━━━ RECORDS SHOWN ━━━

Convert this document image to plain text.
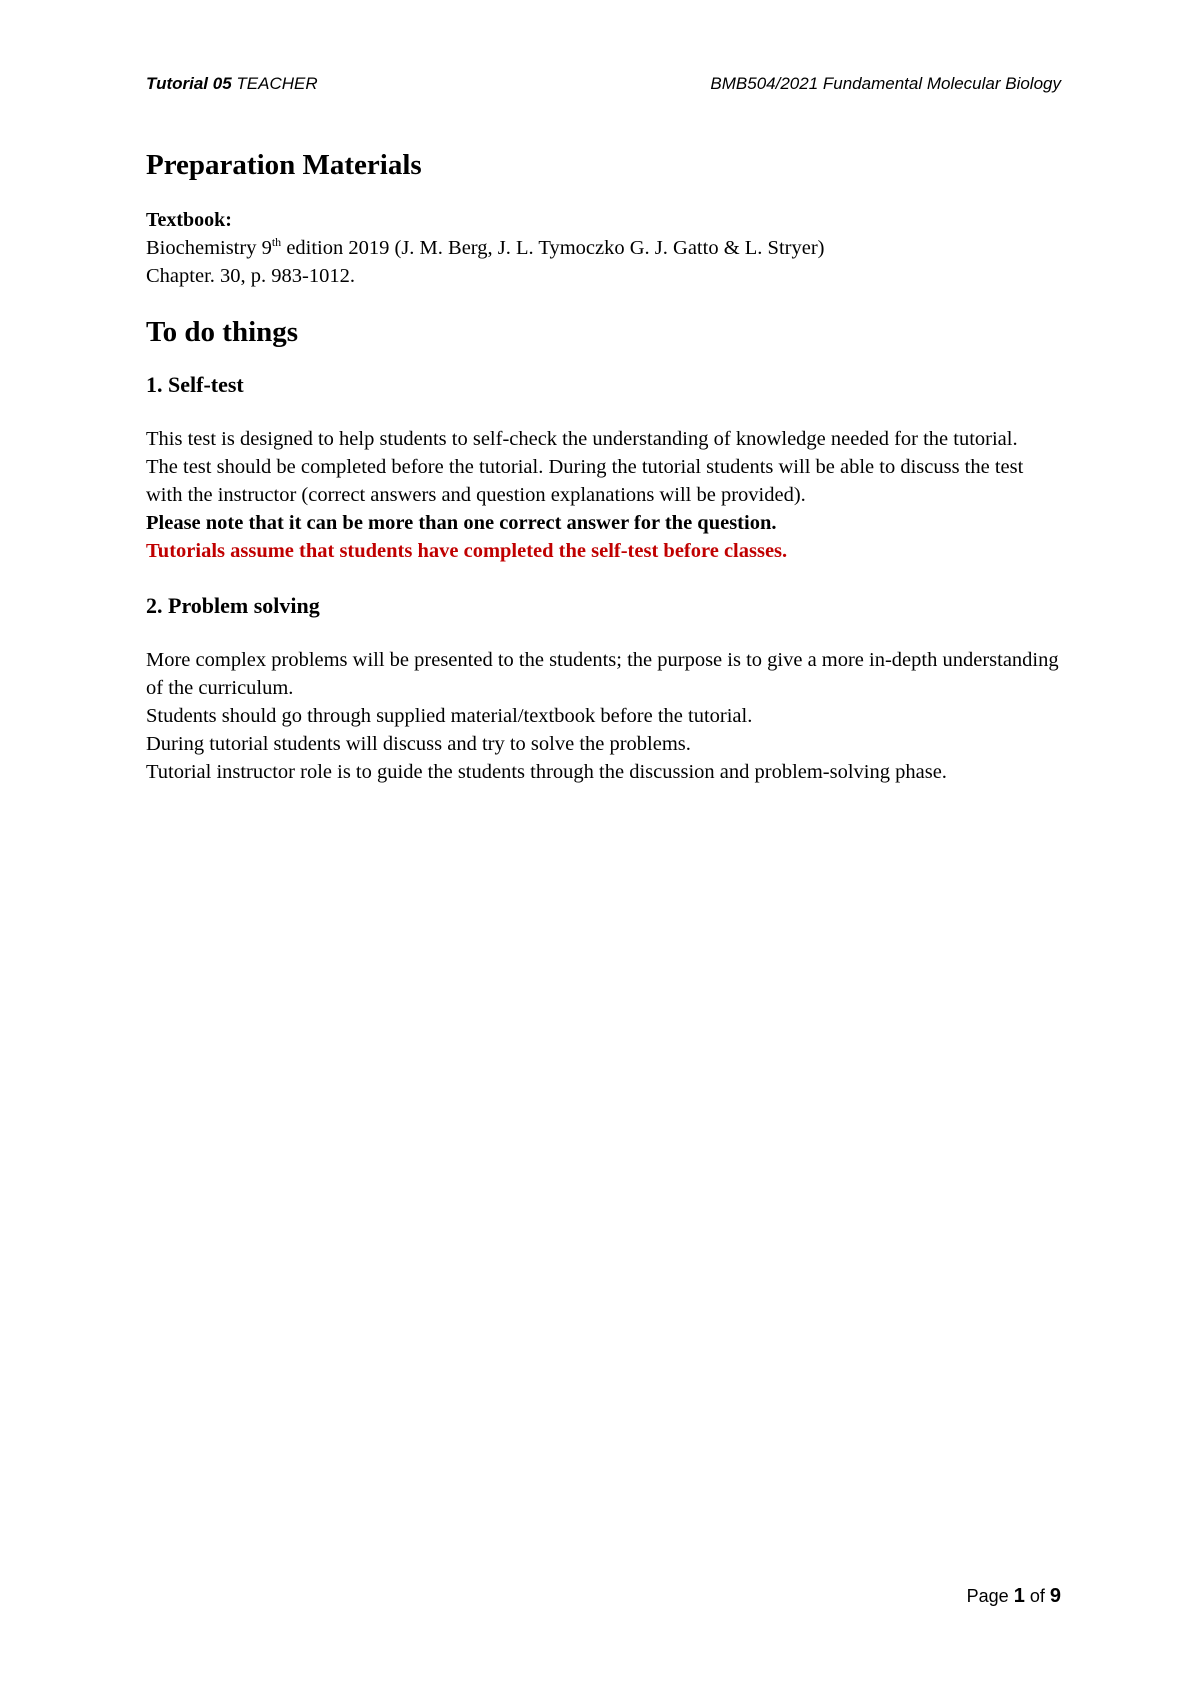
Tutorial 05 TEACHER	BMB504/2021 Fundamental Molecular Biology
Preparation Materials
Textbook:

Biochemistry 9th edition 2019 (J. M. Berg, J. L. Tymoczko G. J. Gatto & L. Stryer)

Chapter. 30, p. 983-1012.

To do things
1. Self-test

This test is designed to help students to self-check the understanding of knowledge needed for the tutorial.

The test should be completed before the tutorial. During the tutorial students will be able to discuss the test with the instructor (correct answers and question explanations will be provided).

Please note that it can be more than one correct answer for the question.

Tutorials assume that students have completed the self-test before classes.

2. Problem solving

More complex problems will be presented to the students; the purpose is to give a more in-depth understanding of the curriculum.

Students should go through supplied material/textbook before the tutorial.

During tutorial students will discuss and try to solve the problems.

Tutorial instructor role is to guide the students through the discussion and problem-solving phase.

Page 1 of 9
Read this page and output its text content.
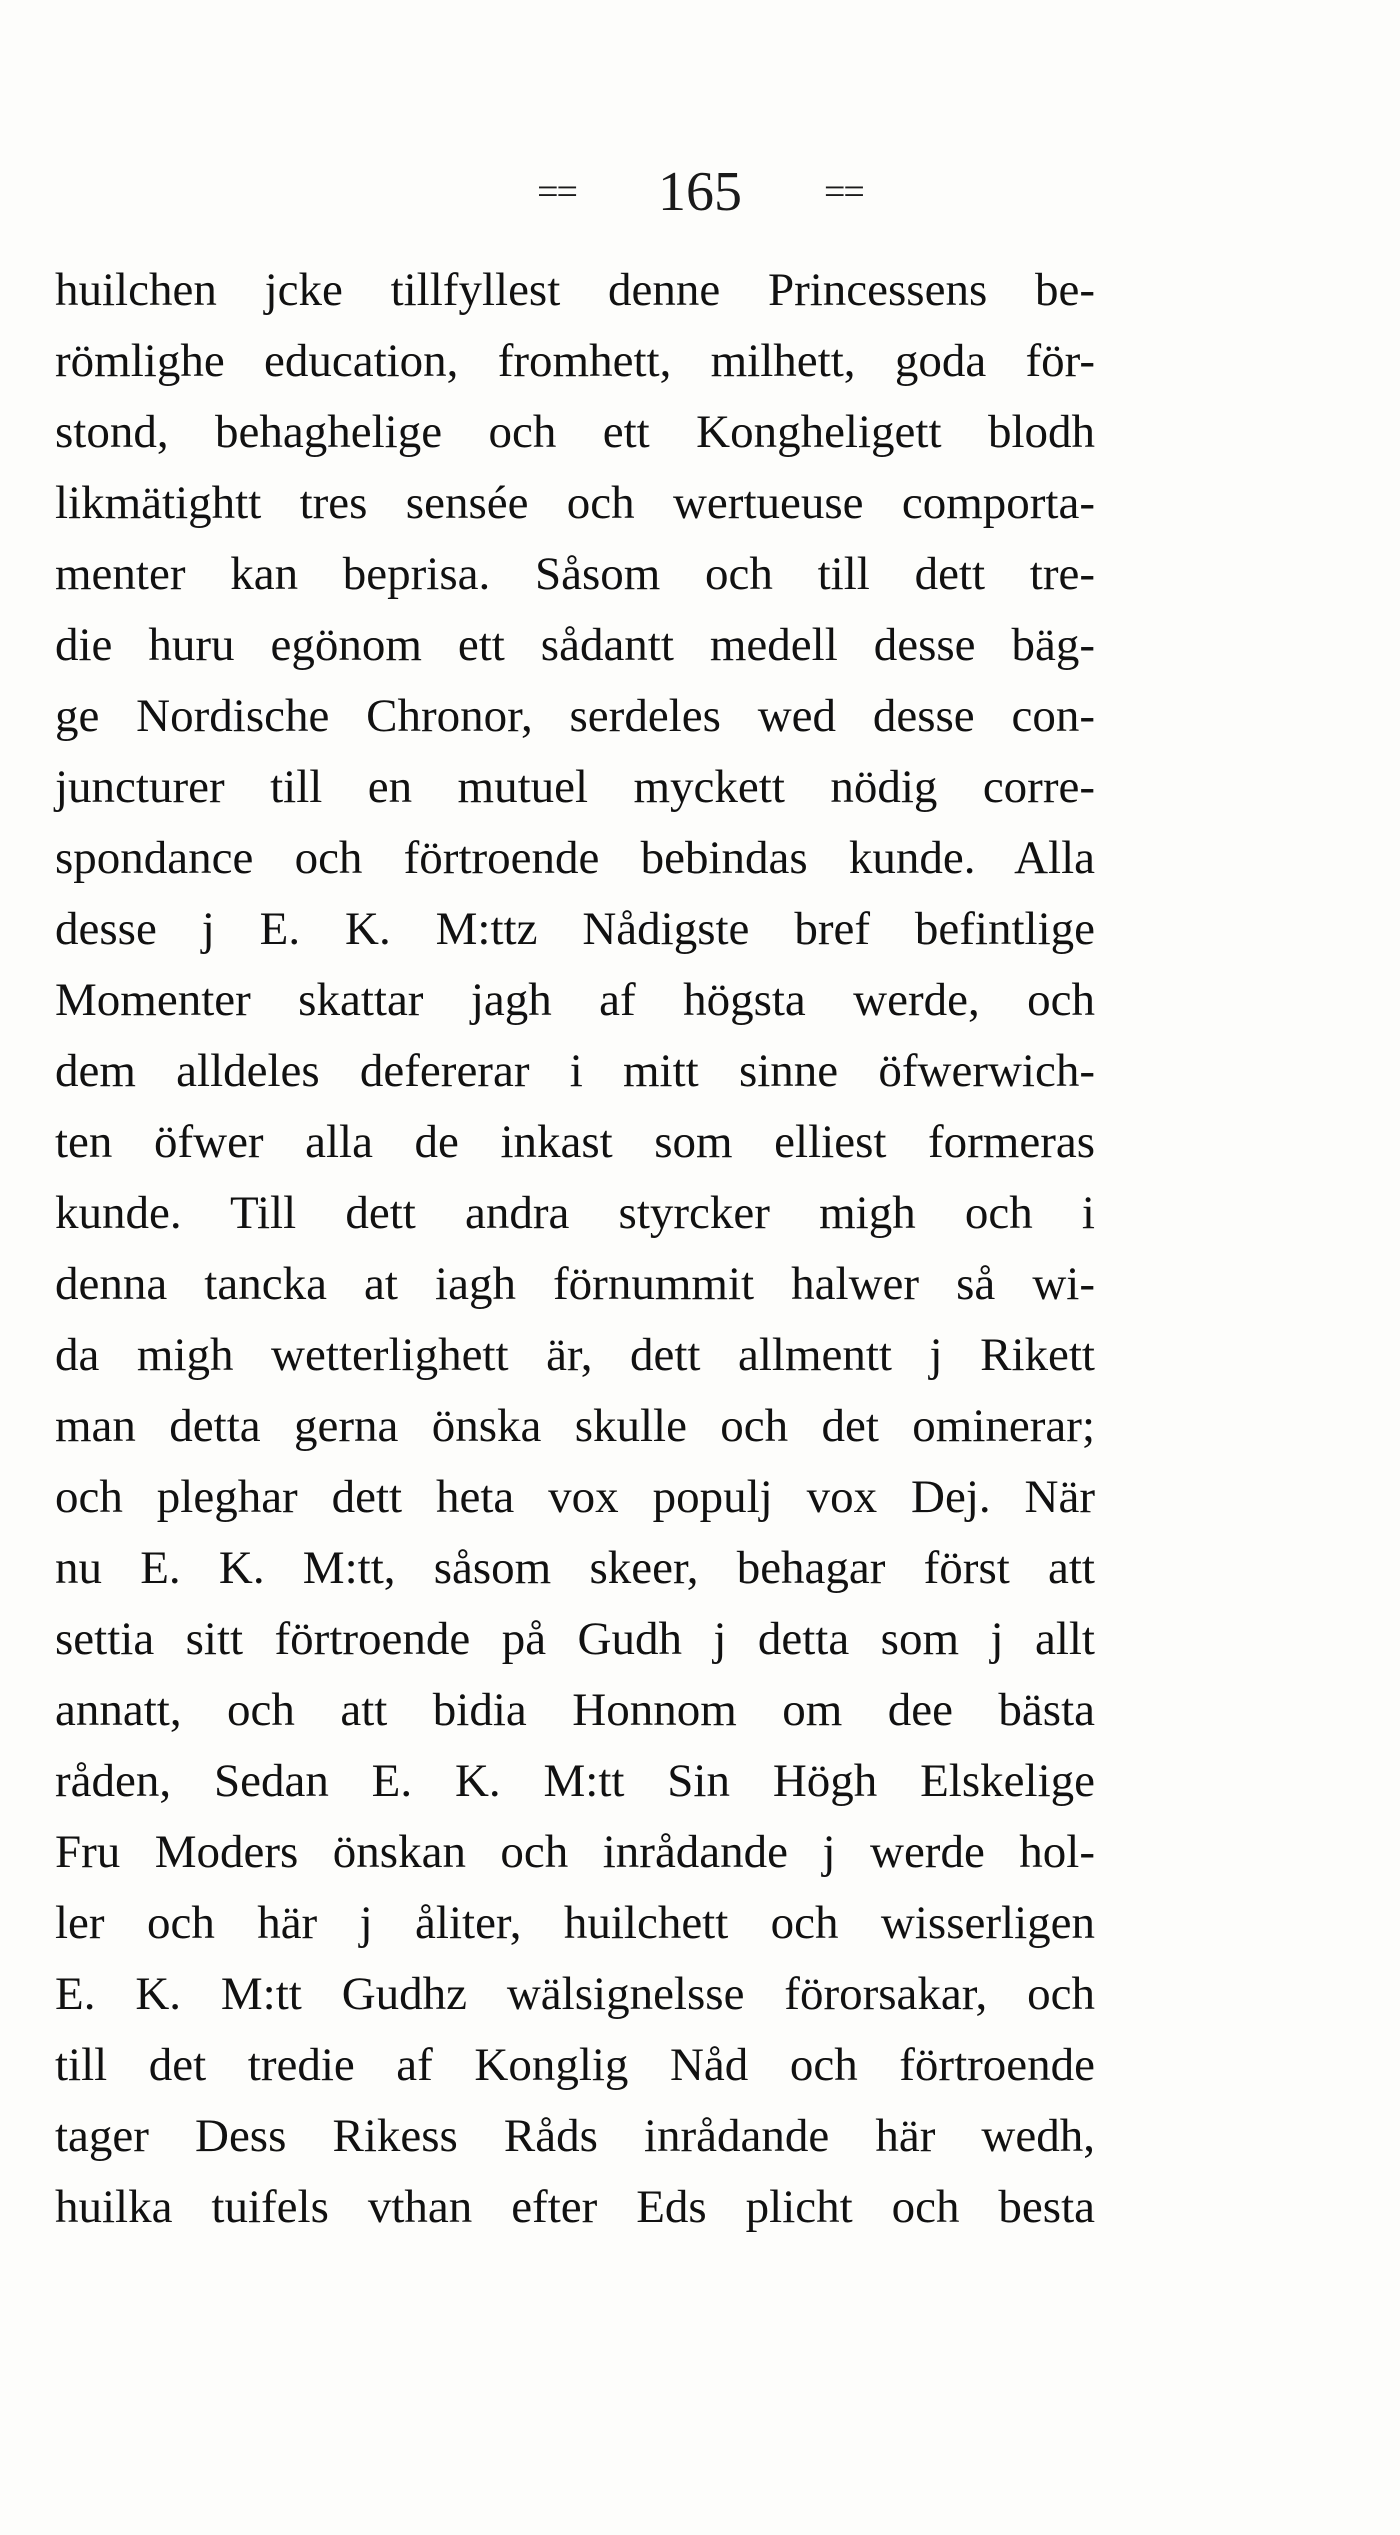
== 165 ==
huilchen jcke tillfyllest denne Princessens be-
römlighe education, fromhett, milhett, goda för-
stond, behaghelige och ett Kongheligett blodh
likmätightt tres sensée och wertueuse comporta-
menter kan beprisa. Såsom och till dett tre-
die huru egönom ett sådantt medell desse bäg-
ge Nordische Chronor, serdeles wed desse con-
juncturer till en mutuel myckett nödig corre-
spondance och förtroende bebindas kunde. Alla
desse j E. K. M:ttz Nådigste bref befintlige
Momenter skattar jagh af högsta werde, och
dem alldeles defererar i mitt sinne öfwerwich-
ten öfwer alla de inkast som elliest formeras
kunde. Till dett andra styrcker migh och i
denna tancka at iagh förnummit halwer så wi-
da migh wetterlighett är, dett allmentt j Rikett
man detta gerna önska skulle och det ominerar;
och pleghar dett heta vox populj vox Dej. När
nu E. K. M:tt, såsom skeer, behagar först att
settia sitt förtroende på Gudh j detta som j allt
annatt, och att bidia Honnom om dee bästa
råden, Sedan E. K. M:tt Sin Högh Elskelige
Fru Moders önskan och inrådande j werde hol-
ler och här j åliter, huilchett och wisserligen
E. K. M:tt Gudhz wälsignelsse förorsakar, och
till det tredie af Konglig Nåd och förtroende
tager Dess Rikess Råds inrådande här wedh,
huilka tuifels vthan efter Eds plicht och besta
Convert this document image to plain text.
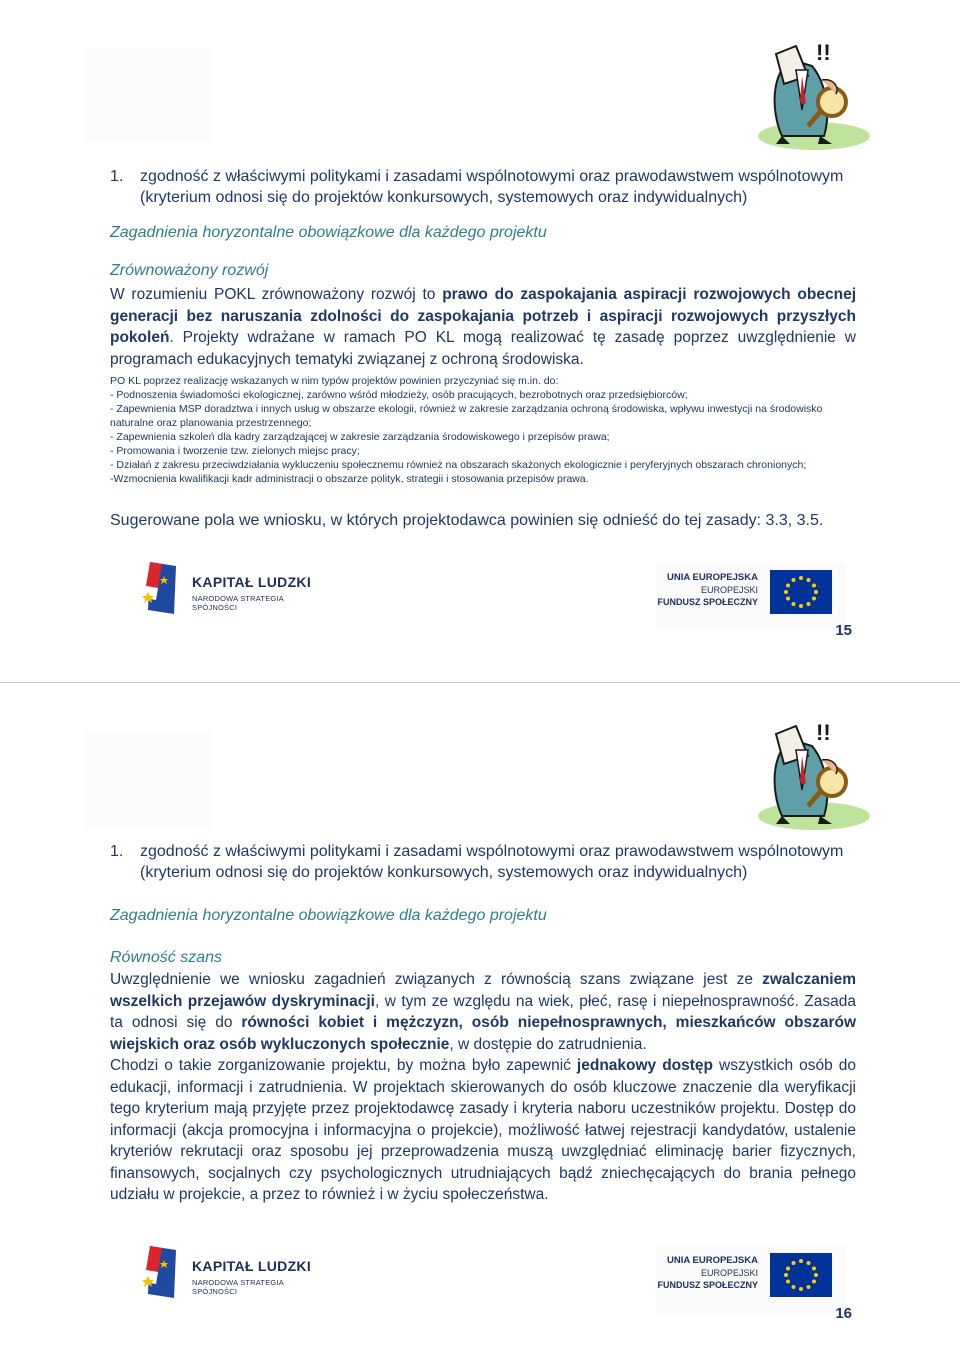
!!
1.	zgodność z właściwymi politykami i zasadami wspólnotowymi oraz prawodawstwem wspólnotowym
(kryterium odnosi się do projektów konkursowych, systemowych oraz indywidualnych)
Zagadnienia horyzontalne obowiązkowe dla każdego projektu
Zrównoważony rozwój
W rozumieniu POKL zrównoważony rozwój to prawo do zaspokajania aspiracji rozwojowych obecnej generacji bez naruszania zdolności do zaspokajania potrzeb i aspiracji rozwojowych przyszłych pokoleń. Projekty wdrażane w ramach PO KL mogą realizować tę zasadę poprzez uwzględnienie w programach edukacyjnych tematyki związanej z ochroną środowiska.
PO KL poprzez realizację wskazanych w nim typów projektów powinien przyczyniać się m.in. do:
- Podnoszenia świadomości ekologicznej, zarówno wśród młodzieży, osób pracujących, bezrobotnych oraz przedsiębiorców;
- Zapewnienia MSP doradztwa i innych usług w obszarze ekologii, również w zakresie zarządzania ochroną środowiska, wpływu inwestycji na środowisko naturalne oraz planowania przestrzennego;
- Zapewnienia szkoleń dla kadry zarządzającej w zakresie zarządzania środowiskowego i przepisów prawa;
- Promowania i tworzenie tzw. zielonych miejsc pracy;
- Działań z zakresu przeciwdziałania wykluczeniu społecznemu również na obszarach skażonych ekologicznie i peryferyjnych obszarach chronionych;
-Wzmocnienia kwalifikacji kadr administracji o obszarze polityk, strategii i stosowania przepisów prawa.
Sugerowane pola we wniosku, w których projektodawca powinien się odnieść do tej zasady: 3.3, 3.5.
KAPITAŁ LUDZKI
NARODOWA STRATEGIA SPÓJNOŚCI
UNIA EUROPEJSKA
EUROPEJSKI
FUNDUSZ SPOŁECZNY
15
!!
1.	zgodność z właściwymi politykami i zasadami wspólnotowymi oraz prawodawstwem wspólnotowym
(kryterium odnosi się do projektów konkursowych, systemowych oraz indywidualnych)
Zagadnienia horyzontalne obowiązkowe dla każdego projektu
Równość szans
Uwzględnienie we wniosku zagadnień związanych z równością szans związane jest ze zwalczaniem wszelkich przejawów dyskryminacji, w tym ze względu na wiek, płeć, rasę i niepełnosprawność. Zasada ta odnosi się do równości kobiet i mężczyzn, osób niepełnosprawnych, mieszkańców obszarów wiejskich oraz osób wykluczonych społecznie, w dostępie do zatrudnienia.
Chodzi o takie zorganizowanie projektu, by można było zapewnić jednakowy dostęp wszystkich osób do edukacji, informacji i zatrudnienia. W projektach skierowanych do osób kluczowe znaczenie dla weryfikacji tego kryterium mają przyjęte przez projektodawcę zasady i kryteria naboru uczestników projektu. Dostęp do informacji (akcja promocyjna i informacyjna o projekcie), możliwość łatwej rejestracji kandydatów, ustalenie kryteriów rekrutacji oraz sposobu jej przeprowadzenia muszą uwzględniać eliminację barier fizycznych, finansowych, socjalnych czy psychologicznych utrudniających bądź zniechęcających do brania pełnego udziału w projekcie, a przez to również i w życiu społeczeństwa.
KAPITAŁ LUDZKI
NARODOWA STRATEGIA SPÓJNOŚCI
UNIA EUROPEJSKA
EUROPEJSKI
FUNDUSZ SPOŁECZNY
16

━━━

**TASK:**
Track down all lines above with the string "inrådande" and copy them.

**EXERCISE OUTPUT:**
Fru Moders önskan och inrådande j werde hol-
tager Dess Rikess Råds inrådande här wedh,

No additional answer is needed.